━━━ DATA FOR PROCESSING

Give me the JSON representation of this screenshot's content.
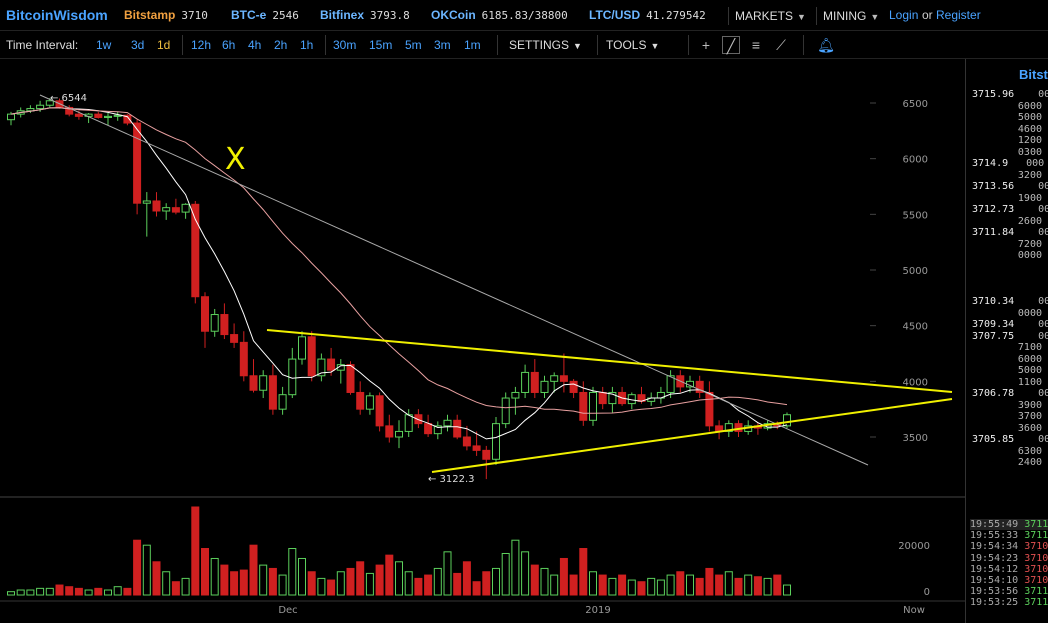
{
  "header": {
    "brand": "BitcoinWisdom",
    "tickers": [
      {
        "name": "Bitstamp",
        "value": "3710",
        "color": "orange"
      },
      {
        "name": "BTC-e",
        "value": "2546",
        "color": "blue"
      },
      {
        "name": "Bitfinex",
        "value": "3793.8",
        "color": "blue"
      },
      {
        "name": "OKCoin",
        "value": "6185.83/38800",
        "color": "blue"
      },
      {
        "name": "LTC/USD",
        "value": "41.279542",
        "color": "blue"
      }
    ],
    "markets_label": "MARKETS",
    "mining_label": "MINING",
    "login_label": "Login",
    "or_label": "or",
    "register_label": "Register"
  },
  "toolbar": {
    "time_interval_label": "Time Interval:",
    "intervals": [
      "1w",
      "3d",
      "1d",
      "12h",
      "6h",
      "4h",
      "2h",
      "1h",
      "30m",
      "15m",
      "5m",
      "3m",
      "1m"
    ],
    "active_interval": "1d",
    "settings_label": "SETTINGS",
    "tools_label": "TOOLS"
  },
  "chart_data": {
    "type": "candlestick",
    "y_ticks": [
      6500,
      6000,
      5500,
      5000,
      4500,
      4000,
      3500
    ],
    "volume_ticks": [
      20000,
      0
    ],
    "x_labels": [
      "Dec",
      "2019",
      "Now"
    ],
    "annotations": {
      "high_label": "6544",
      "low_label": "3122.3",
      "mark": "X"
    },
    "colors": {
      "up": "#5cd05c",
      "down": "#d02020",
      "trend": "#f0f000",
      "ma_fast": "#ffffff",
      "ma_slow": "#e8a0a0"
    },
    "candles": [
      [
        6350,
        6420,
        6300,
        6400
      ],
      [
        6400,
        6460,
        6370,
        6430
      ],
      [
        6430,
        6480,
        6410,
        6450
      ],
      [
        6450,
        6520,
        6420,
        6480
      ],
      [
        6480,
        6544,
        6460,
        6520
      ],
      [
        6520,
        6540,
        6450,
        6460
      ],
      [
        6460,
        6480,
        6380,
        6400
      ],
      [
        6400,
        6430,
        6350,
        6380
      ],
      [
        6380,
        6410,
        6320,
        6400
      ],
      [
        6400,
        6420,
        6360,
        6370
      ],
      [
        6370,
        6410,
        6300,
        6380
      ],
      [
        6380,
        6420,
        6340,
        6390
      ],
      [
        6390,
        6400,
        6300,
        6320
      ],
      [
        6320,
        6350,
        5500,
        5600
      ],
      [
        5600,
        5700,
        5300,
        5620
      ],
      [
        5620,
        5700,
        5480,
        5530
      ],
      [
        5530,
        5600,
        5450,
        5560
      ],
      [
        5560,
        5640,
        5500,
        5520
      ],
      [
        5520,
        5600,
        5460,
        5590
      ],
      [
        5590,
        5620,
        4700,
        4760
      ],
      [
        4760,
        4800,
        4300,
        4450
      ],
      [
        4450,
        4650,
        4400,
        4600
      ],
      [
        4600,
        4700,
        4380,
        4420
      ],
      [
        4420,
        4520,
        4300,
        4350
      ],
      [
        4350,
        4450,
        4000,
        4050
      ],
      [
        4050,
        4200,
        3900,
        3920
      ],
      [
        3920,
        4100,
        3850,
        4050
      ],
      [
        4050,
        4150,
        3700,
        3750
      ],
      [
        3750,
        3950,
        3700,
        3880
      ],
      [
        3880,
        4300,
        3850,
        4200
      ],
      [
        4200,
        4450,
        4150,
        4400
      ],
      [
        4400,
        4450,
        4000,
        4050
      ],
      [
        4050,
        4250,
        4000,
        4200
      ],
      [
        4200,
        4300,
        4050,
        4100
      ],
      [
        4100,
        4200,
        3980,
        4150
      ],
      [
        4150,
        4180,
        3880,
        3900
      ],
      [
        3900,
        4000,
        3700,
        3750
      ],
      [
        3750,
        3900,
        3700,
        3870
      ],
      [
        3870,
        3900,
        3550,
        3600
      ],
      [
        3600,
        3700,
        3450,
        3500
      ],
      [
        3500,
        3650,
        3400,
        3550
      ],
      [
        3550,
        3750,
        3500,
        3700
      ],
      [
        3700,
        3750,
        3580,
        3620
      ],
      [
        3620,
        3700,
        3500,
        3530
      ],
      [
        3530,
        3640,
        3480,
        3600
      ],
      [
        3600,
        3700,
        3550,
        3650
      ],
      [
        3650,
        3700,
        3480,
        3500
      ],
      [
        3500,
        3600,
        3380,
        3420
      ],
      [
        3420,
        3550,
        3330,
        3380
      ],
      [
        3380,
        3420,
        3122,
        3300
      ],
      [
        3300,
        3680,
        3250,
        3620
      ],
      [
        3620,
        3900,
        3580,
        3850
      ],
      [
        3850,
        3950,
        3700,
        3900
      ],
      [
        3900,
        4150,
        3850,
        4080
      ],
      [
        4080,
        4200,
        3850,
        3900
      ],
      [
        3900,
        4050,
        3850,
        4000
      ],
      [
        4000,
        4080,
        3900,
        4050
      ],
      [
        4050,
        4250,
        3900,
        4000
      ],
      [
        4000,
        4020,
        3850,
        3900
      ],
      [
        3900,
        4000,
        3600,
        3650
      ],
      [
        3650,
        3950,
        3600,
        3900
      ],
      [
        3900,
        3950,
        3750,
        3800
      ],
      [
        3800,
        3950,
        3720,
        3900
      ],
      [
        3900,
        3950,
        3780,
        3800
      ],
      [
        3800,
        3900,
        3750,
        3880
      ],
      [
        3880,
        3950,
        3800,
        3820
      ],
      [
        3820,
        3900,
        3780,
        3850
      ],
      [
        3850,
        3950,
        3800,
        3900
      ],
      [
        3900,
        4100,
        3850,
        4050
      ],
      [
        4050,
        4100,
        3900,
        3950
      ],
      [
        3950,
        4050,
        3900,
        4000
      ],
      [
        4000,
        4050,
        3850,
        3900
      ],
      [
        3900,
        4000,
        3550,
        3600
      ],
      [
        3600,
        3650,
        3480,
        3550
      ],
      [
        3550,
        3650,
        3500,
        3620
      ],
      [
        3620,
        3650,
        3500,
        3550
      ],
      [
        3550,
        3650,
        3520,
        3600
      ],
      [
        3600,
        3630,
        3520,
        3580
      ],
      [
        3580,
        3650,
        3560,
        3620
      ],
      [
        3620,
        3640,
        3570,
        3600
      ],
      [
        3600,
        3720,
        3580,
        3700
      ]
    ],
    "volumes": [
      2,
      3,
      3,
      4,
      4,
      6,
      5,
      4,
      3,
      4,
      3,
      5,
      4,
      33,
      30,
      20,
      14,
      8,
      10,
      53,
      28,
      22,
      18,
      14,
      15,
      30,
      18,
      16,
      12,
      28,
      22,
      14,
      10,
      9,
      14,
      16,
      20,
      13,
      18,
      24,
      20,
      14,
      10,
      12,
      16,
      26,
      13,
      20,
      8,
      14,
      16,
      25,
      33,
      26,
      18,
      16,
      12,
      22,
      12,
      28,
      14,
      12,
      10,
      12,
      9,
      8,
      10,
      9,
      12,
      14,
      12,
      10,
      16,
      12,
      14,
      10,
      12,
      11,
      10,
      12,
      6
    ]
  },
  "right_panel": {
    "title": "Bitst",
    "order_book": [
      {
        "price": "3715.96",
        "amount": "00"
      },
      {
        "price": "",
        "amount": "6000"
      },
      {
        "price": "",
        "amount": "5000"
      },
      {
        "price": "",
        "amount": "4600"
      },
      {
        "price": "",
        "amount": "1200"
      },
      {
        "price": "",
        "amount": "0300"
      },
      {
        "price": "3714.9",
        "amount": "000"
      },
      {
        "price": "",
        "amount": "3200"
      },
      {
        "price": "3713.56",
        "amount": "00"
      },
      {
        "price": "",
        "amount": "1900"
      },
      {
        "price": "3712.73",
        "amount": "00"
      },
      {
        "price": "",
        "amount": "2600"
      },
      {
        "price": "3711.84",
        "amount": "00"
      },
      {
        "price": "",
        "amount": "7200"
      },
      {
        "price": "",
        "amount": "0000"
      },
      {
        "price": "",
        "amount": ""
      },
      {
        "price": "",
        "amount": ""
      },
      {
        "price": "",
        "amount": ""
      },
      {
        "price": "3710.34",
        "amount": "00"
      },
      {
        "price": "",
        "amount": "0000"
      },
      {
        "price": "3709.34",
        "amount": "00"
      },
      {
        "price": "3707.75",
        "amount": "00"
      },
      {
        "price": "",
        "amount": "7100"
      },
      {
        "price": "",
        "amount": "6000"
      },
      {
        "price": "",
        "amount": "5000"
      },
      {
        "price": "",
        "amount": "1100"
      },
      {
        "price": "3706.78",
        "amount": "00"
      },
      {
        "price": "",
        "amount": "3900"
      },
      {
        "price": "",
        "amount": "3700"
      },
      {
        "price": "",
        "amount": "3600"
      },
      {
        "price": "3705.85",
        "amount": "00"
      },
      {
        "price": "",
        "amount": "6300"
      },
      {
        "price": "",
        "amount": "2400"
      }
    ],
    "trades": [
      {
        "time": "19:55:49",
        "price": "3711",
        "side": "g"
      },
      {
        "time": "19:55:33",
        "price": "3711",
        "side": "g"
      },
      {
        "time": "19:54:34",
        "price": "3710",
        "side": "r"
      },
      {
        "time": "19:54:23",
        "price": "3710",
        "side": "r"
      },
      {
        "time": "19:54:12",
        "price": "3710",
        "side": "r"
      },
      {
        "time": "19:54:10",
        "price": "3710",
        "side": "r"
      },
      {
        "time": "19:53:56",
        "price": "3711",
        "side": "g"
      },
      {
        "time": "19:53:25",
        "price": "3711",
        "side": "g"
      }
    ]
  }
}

━━━━━━
━━━ DATA FOR PROCESSING

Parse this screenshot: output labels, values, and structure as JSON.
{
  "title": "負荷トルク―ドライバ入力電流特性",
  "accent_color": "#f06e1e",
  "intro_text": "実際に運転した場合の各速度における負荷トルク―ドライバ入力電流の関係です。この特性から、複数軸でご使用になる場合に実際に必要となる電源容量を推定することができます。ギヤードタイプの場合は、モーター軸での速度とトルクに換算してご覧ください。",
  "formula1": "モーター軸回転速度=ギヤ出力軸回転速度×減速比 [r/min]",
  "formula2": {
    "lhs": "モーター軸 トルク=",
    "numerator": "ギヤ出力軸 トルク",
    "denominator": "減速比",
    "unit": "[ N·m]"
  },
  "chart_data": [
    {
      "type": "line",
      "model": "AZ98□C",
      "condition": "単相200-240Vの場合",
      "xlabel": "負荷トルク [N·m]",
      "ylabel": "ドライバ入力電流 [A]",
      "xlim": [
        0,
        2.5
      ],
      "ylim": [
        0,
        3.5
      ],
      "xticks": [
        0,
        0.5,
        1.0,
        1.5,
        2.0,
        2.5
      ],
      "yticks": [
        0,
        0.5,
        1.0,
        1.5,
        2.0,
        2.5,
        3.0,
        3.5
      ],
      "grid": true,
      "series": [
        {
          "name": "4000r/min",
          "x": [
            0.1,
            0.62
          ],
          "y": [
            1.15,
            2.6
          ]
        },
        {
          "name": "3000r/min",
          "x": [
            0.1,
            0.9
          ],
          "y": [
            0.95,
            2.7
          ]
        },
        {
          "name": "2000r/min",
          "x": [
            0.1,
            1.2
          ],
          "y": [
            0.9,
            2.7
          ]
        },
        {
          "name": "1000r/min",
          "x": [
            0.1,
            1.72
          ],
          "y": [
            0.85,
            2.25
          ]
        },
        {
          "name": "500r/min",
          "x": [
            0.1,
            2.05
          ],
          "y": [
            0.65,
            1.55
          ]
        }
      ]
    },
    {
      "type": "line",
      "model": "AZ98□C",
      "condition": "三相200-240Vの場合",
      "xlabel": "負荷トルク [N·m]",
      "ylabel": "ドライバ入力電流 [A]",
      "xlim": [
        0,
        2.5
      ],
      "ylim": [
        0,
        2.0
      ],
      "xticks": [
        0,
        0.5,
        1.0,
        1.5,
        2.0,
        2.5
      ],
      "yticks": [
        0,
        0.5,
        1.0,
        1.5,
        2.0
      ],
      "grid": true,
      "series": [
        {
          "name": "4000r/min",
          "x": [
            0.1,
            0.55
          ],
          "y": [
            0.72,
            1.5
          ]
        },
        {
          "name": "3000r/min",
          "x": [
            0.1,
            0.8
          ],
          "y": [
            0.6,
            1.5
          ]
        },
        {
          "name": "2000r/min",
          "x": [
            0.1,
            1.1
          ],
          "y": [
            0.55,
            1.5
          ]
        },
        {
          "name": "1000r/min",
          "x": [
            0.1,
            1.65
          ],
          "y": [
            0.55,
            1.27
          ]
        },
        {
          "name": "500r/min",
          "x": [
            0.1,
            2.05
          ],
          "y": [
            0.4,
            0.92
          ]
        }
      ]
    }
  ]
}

━━━━━━

WRITTEN INSTRUCTION => Find the word "this" in the material, then list each line that holds it.

ANSWER =>
Give me the JSON representation of this screenshot's content.
Parse this screenshot: output labels, values, and structure as JSON.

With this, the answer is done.